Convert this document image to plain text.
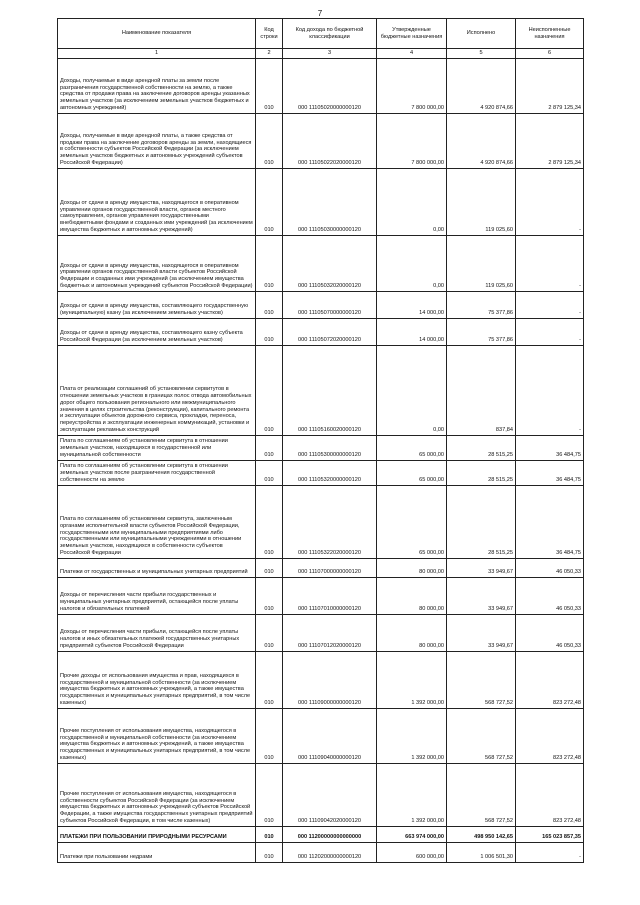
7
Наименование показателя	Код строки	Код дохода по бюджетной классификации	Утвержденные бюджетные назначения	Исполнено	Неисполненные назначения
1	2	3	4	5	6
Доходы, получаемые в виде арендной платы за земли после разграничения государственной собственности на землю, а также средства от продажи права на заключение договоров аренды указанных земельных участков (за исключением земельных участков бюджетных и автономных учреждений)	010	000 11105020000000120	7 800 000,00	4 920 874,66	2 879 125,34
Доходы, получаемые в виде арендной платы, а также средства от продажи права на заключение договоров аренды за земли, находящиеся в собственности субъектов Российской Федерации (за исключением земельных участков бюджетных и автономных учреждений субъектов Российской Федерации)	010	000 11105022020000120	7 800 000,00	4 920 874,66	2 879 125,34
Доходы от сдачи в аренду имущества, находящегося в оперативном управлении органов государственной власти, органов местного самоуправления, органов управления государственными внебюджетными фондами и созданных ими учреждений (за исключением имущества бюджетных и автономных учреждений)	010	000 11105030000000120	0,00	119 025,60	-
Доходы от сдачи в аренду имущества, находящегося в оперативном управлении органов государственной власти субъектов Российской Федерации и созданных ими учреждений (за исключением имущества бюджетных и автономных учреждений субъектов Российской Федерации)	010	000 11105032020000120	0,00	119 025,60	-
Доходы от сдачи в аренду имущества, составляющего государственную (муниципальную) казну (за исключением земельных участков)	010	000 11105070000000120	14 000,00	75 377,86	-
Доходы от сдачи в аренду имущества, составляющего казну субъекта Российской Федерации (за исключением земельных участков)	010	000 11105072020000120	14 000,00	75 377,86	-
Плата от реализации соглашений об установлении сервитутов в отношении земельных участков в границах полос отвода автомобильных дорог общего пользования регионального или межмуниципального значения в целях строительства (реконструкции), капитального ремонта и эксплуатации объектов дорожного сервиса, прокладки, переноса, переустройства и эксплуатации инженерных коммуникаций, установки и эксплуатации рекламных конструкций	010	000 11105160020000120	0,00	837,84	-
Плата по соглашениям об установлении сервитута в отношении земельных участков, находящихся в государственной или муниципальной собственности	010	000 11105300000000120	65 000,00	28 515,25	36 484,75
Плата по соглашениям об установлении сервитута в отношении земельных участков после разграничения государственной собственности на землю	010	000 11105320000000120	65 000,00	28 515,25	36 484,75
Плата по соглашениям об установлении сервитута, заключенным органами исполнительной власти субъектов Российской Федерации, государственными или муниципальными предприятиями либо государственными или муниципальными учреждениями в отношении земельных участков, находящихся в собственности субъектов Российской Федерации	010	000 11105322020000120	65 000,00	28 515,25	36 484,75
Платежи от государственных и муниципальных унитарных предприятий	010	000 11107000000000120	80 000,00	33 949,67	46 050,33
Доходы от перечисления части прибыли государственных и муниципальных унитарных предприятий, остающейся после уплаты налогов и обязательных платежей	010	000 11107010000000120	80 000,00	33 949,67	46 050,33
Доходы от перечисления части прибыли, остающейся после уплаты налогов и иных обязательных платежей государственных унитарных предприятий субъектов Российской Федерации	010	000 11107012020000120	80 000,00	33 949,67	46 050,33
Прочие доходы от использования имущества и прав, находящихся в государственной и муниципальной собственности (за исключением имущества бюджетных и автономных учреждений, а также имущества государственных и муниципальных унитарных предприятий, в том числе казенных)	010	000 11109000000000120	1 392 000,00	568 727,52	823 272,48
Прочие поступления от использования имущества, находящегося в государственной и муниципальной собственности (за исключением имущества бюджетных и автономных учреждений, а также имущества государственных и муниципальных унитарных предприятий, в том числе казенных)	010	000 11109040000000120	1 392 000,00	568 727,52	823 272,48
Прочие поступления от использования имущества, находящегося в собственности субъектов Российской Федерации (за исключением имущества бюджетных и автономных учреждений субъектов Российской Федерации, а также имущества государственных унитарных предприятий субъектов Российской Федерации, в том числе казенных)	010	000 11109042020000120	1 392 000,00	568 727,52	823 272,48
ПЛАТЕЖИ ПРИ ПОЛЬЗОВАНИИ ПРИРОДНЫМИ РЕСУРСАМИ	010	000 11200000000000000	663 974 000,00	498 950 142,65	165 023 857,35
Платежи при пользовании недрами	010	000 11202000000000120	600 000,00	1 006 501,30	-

---

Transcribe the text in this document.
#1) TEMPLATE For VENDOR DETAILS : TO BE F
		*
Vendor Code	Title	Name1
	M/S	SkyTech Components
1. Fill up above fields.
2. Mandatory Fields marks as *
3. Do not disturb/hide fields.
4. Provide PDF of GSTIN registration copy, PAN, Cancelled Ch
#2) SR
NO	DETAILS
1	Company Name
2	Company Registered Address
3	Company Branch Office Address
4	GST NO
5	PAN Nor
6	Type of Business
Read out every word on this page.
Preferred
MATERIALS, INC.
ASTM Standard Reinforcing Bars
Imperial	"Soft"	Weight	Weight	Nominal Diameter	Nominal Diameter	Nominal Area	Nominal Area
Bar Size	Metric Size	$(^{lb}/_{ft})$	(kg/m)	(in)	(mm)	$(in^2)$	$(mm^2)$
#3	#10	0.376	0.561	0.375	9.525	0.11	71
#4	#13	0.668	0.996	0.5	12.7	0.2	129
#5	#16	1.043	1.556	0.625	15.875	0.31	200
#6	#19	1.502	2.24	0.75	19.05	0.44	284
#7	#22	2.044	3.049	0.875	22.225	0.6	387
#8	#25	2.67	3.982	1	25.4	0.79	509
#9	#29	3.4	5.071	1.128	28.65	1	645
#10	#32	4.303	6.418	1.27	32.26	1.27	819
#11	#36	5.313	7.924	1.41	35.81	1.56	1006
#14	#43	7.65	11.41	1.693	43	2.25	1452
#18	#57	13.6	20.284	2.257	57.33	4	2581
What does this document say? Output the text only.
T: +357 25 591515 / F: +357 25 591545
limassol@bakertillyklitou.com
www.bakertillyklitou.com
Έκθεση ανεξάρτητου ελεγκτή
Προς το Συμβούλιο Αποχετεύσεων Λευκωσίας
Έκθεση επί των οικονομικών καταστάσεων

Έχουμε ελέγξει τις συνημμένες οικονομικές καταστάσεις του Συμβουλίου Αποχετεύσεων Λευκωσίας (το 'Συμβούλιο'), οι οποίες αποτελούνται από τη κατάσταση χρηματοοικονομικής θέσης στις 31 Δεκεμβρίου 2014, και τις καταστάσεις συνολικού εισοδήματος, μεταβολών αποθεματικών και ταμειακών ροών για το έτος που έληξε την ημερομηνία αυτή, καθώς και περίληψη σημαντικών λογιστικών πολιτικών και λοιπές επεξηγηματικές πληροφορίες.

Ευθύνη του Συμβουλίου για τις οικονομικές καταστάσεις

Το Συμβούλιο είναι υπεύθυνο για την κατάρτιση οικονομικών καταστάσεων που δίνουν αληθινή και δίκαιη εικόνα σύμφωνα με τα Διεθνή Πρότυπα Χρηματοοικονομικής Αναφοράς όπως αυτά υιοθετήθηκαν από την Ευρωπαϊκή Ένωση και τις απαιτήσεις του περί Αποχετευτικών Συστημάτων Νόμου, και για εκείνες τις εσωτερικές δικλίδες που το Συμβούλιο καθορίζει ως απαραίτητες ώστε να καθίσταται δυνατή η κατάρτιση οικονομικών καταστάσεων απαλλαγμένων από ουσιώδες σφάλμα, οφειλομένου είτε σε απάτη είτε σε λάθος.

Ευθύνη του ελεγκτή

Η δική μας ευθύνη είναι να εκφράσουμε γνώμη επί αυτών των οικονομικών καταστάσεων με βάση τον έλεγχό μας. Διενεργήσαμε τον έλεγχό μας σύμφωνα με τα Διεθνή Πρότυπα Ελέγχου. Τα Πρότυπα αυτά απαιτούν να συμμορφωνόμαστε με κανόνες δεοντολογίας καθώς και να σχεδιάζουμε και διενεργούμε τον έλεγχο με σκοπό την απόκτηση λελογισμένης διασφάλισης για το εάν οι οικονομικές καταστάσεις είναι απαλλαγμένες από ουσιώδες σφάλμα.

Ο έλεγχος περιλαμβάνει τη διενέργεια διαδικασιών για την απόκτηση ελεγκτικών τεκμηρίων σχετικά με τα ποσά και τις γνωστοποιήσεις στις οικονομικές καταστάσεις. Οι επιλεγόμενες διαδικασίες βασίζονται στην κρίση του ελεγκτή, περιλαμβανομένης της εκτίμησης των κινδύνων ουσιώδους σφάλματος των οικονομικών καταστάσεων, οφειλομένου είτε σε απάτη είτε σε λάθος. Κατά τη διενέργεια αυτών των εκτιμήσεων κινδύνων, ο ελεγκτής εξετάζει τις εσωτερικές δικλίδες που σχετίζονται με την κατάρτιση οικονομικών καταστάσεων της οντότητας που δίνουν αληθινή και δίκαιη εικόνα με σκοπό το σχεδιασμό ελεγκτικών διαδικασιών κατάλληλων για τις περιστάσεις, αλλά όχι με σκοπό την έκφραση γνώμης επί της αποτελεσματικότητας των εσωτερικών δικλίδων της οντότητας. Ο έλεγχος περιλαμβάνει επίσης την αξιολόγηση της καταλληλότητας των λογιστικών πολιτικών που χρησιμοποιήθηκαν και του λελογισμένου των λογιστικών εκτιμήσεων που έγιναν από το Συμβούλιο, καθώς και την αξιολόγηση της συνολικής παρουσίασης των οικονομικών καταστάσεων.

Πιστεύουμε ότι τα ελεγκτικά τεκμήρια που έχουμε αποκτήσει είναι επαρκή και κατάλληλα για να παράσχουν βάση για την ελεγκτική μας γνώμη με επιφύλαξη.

Problem to work on —
Identify every line above with the string "созданных" in it. Copy those lines.

Written answer —
Доходы от сдачи в аренду имущества, находящегося в оперативном управлении органов государственной власти, органов местного самоуправления, органов управления государственными внебюджетными фондами и созданных ими учреждений (за исключением имущества бюджетных и автономных учреждений)	010	000 11105030000000120	0,00	119 025,60	-
Доходы от сдачи в аренду имущества, находящегося в оперативном управлении органов государственной власти субъектов Российской Федерации и созданных ими учреждений (за исключением имущества бюджетных и автономных учреждений субъектов Российской Федерации)	010	000 11105032020000120	0,00	119 025,60	-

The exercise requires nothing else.